_Document page records_.
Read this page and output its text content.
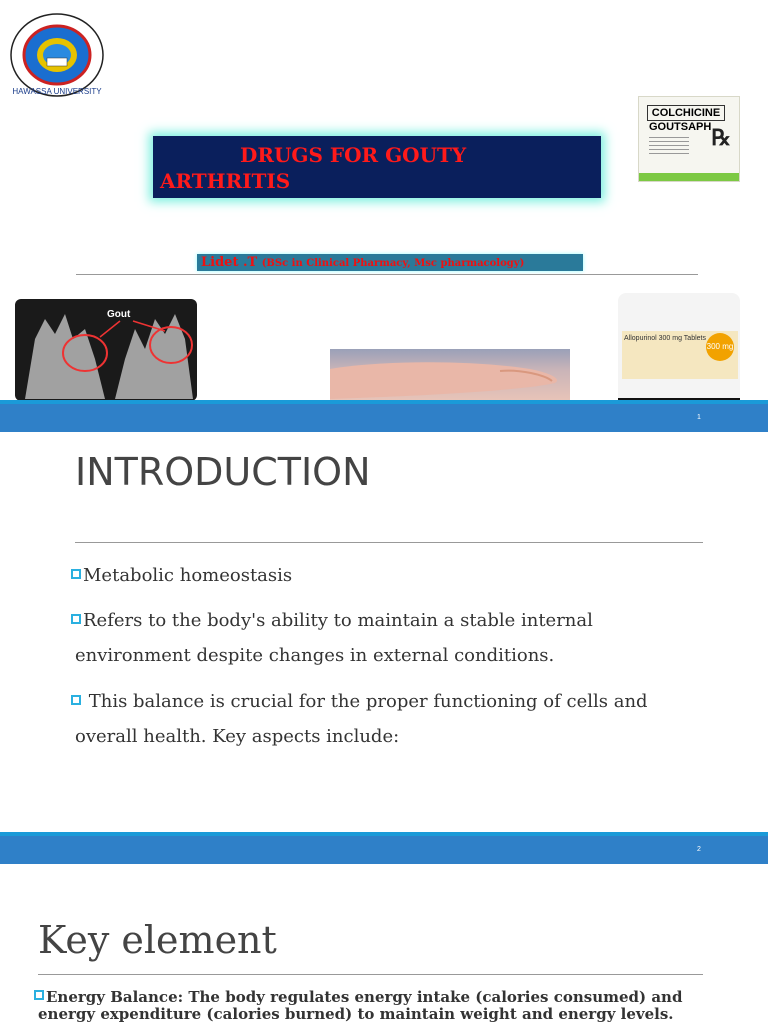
HAWASSA UNIVERSITY
DRUGS FOR GOUTY
ARTHRITIS
COLCHICINE
GOUTSAPH ℞
Lidet .T (BSc in Clinical Pharmacy, Msc pharmacology)
Gout
Allopurinol 300 mg Tablets
300 mg
1
INTRODUCTION
Metabolic homeostasis
Refers to the body's ability to maintain a stable internal environment despite changes in external conditions.
This balance is crucial for the proper functioning of cells and overall health. Key aspects include:
2
Key element
Energy Balance: The body regulates energy intake (calories consumed) and energy expenditure (calories burned) to maintain weight and energy levels.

_What is expected_. What is needed is each line from the records with the word "maintain" in it.

_Response to this task_.
Refers to the body's ability to maintain a stable internal environment despite changes in external conditions.
Energy Balance: The body regulates energy intake (calories consumed) and energy expenditure (calories burned) to maintain weight and energy levels.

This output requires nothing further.